Items from a figure collection
________________________

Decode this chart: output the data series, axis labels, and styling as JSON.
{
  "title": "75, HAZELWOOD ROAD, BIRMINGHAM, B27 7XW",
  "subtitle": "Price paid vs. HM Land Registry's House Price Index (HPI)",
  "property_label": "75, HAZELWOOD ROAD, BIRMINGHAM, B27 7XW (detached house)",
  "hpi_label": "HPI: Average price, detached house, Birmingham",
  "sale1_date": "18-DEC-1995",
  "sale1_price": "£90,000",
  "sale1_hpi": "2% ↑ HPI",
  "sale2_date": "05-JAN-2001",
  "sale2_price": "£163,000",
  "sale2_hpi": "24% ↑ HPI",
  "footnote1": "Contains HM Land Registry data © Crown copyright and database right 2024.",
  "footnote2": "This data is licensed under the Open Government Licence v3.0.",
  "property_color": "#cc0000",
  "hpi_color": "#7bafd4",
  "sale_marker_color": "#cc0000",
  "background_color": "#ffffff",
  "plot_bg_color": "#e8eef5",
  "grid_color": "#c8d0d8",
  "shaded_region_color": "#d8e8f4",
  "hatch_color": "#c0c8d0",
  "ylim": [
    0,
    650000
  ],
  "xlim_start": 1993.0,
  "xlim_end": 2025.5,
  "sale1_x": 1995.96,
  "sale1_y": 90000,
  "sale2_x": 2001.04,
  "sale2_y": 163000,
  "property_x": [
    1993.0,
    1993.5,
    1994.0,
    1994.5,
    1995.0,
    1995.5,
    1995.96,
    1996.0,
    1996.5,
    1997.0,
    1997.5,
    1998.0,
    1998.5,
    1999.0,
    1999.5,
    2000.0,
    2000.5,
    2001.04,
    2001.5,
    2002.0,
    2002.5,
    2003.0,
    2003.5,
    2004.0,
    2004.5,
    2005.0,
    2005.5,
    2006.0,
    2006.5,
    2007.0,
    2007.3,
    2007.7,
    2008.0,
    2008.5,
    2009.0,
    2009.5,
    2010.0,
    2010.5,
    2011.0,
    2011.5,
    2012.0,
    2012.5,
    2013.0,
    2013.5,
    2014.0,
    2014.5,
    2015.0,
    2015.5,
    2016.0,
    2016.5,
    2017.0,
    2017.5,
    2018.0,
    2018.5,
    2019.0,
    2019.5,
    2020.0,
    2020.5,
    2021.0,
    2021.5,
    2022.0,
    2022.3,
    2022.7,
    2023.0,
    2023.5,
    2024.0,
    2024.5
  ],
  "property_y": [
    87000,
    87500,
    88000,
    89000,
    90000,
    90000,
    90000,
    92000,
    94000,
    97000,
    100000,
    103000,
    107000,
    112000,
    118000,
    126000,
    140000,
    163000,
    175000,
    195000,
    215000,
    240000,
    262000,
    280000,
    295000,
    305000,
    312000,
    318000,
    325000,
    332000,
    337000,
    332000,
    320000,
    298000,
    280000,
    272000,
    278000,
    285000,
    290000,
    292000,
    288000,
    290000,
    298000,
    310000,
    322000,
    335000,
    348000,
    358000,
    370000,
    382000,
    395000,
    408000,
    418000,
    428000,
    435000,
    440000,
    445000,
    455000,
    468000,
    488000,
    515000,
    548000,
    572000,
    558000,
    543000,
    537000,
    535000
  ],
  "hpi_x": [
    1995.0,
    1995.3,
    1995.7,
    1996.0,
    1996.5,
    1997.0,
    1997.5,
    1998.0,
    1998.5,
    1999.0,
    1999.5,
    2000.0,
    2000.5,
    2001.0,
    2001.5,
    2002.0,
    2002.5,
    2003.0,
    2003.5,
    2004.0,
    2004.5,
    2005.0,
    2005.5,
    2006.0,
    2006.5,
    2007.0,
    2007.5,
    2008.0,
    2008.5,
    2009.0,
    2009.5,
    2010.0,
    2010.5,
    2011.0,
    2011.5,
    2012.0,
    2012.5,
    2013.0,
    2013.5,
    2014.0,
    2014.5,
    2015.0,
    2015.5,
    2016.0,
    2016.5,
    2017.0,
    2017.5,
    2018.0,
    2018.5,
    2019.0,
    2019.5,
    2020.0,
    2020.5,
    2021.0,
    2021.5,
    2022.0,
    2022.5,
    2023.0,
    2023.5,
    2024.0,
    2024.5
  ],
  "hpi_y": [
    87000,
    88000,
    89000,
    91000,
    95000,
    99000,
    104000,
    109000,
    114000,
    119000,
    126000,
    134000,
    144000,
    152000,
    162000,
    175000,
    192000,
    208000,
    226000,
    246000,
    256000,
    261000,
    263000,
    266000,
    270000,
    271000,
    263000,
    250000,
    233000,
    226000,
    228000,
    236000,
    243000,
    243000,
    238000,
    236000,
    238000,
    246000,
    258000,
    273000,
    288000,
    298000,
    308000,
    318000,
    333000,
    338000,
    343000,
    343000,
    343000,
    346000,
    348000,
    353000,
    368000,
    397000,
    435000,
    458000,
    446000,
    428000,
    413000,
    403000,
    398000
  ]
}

________________________

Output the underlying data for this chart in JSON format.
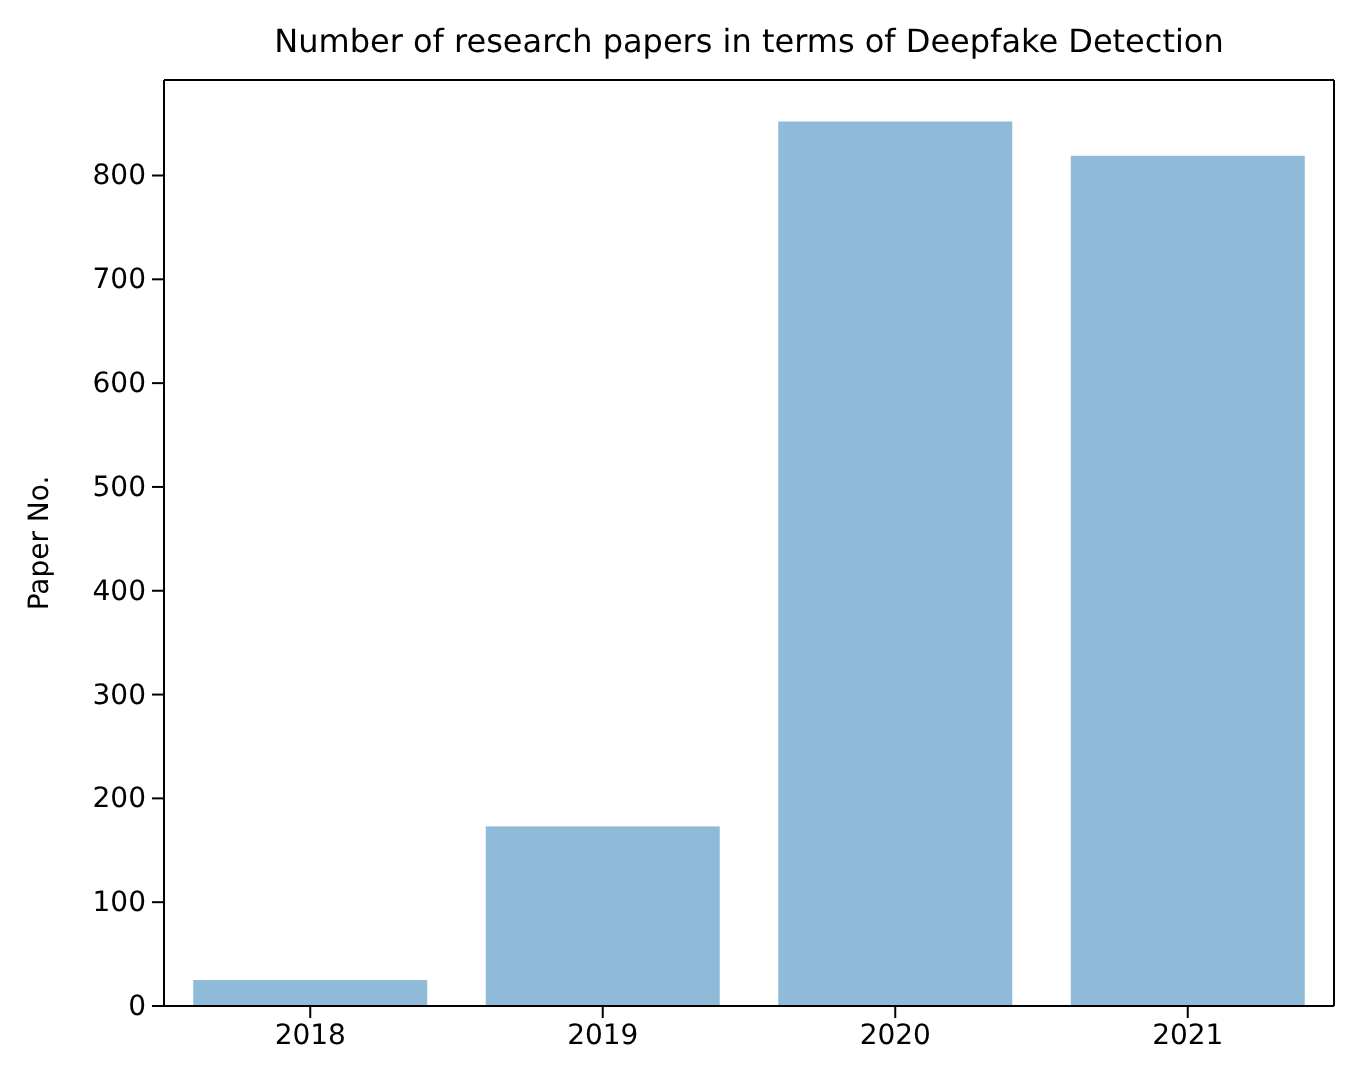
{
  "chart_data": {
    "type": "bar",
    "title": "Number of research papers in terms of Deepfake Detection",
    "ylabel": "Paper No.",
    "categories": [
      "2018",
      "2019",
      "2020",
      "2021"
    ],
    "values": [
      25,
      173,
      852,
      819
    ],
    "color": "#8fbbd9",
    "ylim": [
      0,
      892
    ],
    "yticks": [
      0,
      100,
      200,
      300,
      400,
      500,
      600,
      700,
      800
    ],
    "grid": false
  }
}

________________________

Set problem
Find each line holding "JSON". Copy it out.

Answer below
Decode this chart: output the data series, axis labels, and styling as JSON.
Output the underlying data for this chart in JSON format.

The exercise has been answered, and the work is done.